Figure record extracts
▬▬▬▬▬▬
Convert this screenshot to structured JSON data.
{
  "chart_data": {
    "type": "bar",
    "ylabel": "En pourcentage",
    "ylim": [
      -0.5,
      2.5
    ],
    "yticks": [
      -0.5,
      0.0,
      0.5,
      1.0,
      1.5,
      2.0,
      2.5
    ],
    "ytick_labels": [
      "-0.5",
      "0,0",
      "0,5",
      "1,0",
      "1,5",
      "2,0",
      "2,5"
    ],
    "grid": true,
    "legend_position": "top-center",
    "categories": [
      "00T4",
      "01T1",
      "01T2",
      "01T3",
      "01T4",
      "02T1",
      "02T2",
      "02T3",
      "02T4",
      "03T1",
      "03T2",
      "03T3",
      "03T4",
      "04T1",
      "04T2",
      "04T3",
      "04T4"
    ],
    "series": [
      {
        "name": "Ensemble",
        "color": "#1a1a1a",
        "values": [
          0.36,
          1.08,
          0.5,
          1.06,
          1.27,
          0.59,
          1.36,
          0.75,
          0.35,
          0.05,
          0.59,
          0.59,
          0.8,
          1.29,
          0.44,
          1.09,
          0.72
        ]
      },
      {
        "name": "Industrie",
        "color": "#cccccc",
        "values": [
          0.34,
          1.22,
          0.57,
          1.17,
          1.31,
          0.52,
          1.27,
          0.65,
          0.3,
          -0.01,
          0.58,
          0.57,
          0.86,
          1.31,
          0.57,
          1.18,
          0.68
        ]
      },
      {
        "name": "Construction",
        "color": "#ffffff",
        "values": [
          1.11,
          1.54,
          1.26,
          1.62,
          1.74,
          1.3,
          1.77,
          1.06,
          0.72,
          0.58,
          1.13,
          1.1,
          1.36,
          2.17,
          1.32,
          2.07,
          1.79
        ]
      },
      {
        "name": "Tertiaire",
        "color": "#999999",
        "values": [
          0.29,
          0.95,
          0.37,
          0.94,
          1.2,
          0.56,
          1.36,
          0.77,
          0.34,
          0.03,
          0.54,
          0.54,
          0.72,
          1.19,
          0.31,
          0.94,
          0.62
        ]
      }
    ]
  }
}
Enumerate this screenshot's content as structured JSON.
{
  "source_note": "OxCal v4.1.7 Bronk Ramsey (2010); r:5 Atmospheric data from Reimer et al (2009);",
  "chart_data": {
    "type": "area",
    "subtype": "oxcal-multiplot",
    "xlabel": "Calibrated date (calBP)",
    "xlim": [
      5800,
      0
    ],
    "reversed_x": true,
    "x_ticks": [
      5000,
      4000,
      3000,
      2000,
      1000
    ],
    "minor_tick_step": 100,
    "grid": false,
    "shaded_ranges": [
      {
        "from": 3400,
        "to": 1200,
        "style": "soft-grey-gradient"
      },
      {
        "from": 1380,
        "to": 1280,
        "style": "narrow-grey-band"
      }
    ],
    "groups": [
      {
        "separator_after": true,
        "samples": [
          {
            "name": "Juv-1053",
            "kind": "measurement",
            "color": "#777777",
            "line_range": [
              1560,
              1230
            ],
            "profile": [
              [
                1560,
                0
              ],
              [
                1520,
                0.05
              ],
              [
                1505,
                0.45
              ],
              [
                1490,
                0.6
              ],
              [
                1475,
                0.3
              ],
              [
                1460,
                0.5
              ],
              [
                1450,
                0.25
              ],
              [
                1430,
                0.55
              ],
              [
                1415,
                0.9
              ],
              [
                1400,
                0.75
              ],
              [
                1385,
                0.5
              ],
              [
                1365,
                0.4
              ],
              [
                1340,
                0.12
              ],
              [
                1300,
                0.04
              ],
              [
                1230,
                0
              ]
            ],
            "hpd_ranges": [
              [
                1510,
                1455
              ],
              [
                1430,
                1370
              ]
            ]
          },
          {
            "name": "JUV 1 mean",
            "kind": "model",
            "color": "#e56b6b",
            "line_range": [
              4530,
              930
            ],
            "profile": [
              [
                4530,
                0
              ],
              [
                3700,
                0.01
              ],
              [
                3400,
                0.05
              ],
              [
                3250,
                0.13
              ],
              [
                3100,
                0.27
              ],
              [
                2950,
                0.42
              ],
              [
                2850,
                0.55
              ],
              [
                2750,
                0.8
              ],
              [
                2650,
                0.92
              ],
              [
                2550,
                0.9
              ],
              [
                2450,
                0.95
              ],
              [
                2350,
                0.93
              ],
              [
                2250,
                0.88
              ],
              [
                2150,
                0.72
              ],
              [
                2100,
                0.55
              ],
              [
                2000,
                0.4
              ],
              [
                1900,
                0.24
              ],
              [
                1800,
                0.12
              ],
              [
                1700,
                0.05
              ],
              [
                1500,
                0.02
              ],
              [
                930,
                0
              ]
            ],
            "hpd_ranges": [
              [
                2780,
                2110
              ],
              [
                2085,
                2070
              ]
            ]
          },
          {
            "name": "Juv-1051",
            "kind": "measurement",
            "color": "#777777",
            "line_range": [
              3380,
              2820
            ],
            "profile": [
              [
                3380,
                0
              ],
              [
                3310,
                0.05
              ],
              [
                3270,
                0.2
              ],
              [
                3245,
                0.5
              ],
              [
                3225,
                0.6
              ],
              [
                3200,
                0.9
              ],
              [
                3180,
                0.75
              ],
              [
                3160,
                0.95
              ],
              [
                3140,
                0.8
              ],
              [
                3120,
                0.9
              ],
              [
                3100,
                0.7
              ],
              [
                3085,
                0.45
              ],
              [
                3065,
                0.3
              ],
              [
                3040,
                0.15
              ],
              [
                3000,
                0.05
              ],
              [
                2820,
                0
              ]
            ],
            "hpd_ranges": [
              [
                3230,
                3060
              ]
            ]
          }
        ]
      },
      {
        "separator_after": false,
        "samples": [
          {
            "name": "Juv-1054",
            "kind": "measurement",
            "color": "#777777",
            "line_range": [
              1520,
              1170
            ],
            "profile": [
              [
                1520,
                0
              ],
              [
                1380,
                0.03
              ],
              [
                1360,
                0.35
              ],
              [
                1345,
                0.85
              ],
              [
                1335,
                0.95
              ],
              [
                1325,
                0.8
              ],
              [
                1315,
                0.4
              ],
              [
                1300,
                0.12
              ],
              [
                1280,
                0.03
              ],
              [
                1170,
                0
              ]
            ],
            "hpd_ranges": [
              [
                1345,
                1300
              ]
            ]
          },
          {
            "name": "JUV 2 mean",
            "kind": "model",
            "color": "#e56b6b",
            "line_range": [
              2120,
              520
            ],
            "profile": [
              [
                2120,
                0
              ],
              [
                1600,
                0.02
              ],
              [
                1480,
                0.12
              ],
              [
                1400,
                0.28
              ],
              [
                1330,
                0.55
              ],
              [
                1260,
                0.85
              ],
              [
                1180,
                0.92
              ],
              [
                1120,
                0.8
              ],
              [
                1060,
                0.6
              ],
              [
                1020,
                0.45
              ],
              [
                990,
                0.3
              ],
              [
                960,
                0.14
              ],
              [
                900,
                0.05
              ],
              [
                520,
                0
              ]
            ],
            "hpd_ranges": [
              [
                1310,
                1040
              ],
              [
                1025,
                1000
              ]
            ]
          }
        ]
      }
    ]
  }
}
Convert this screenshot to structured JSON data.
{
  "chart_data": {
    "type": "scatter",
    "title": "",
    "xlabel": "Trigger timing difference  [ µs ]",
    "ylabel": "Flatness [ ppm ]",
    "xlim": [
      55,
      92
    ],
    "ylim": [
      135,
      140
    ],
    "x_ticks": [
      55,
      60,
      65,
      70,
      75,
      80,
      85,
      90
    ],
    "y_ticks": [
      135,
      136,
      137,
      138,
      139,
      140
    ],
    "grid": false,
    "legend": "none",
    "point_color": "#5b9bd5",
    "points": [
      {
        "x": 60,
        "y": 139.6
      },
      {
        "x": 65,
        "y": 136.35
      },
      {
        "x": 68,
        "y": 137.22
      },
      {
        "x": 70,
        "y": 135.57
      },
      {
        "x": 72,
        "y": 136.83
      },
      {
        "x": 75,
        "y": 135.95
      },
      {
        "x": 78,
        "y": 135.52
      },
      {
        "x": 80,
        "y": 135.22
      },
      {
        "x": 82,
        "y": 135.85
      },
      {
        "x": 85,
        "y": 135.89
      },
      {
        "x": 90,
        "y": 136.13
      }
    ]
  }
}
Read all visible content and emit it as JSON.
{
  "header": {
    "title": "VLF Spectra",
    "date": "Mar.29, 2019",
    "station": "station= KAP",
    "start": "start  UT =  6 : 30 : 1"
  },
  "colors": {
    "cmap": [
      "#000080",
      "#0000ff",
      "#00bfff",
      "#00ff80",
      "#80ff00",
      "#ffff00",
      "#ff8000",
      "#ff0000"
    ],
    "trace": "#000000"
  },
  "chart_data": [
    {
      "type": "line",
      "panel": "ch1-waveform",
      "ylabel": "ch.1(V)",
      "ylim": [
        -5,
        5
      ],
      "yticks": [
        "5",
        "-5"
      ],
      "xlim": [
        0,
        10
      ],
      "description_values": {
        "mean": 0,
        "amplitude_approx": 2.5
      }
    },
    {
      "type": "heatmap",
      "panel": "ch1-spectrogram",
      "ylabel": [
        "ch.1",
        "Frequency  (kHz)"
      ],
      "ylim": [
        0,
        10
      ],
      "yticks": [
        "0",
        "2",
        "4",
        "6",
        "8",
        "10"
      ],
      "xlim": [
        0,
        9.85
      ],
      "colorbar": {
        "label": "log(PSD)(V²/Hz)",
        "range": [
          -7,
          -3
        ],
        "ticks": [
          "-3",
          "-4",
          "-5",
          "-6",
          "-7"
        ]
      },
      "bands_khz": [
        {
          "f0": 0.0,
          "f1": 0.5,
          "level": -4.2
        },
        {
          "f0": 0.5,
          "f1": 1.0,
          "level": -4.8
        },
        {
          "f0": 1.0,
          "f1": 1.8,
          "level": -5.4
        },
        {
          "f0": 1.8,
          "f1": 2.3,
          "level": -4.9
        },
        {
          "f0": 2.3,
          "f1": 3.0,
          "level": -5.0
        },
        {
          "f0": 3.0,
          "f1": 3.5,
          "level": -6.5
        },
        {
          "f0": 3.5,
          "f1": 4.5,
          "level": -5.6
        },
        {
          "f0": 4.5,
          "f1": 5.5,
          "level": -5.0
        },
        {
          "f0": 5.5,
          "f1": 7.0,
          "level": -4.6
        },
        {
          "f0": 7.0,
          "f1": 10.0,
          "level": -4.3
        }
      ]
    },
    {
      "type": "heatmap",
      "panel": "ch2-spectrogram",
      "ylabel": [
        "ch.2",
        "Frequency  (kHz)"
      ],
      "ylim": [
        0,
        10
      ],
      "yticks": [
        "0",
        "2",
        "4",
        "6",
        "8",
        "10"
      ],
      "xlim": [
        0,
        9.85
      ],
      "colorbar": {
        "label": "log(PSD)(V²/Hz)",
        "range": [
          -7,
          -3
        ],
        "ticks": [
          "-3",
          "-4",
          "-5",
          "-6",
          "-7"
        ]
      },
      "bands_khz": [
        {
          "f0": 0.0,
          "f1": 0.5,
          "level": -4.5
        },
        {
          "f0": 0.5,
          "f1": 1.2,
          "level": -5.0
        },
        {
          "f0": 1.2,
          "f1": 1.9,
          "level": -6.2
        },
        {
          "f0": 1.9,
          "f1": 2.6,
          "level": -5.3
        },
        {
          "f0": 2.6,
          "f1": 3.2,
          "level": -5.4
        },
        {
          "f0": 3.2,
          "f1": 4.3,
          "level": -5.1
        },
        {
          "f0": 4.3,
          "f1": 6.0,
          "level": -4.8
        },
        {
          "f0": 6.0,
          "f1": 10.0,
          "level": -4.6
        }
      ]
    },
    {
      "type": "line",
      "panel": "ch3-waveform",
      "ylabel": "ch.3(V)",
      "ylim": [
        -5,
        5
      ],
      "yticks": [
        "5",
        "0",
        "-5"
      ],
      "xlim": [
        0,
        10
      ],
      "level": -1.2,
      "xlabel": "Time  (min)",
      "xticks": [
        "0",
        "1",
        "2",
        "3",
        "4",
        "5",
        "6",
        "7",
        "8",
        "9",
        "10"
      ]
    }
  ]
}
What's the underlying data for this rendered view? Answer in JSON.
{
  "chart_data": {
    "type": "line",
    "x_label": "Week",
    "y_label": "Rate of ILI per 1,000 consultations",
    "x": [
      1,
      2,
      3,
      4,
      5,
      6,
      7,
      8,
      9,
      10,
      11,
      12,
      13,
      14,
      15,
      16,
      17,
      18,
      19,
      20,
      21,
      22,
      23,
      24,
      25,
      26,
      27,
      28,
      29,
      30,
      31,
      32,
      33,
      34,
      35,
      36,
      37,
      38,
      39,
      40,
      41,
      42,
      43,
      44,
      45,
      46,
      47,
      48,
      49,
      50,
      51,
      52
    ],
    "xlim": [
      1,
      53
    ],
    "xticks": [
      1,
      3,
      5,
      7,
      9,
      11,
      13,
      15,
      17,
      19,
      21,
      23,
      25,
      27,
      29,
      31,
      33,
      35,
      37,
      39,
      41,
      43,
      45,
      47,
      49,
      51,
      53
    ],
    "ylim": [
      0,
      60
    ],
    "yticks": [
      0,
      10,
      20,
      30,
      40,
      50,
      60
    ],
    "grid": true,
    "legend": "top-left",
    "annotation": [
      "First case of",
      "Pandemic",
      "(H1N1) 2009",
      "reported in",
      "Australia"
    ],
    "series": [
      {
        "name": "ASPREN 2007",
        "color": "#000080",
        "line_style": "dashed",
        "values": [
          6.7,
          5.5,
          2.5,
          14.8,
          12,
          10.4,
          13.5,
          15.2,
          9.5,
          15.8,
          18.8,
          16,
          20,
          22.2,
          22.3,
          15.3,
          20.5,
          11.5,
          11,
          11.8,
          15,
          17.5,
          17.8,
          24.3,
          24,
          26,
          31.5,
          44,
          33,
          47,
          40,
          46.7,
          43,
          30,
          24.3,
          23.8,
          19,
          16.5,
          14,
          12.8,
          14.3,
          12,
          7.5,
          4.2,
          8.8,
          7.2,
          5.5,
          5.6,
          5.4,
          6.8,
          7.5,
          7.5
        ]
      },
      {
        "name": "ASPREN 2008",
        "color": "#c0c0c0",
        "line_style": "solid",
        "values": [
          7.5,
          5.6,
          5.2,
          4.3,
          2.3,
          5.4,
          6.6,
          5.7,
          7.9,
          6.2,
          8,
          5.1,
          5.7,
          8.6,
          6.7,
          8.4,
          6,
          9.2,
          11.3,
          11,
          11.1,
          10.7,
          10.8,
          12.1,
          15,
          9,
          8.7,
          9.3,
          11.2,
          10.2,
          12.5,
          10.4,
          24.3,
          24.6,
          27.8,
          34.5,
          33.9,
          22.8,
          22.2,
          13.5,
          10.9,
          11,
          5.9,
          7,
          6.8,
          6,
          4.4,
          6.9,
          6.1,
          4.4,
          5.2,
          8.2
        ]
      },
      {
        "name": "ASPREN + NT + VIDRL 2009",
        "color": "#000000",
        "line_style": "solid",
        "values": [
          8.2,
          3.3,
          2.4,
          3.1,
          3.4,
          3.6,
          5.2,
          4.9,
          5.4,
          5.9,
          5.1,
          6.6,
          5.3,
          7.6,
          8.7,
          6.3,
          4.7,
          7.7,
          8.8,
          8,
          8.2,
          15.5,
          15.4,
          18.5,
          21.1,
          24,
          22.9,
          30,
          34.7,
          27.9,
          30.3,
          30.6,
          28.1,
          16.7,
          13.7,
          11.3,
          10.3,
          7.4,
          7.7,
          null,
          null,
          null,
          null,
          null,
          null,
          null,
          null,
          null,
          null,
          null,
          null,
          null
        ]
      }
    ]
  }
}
▬▬▬▬▬▬
— THE TASK —
Of the lines in the records, determine how many contain the word "JSON", and report that number alone.

— THE REPLY —
5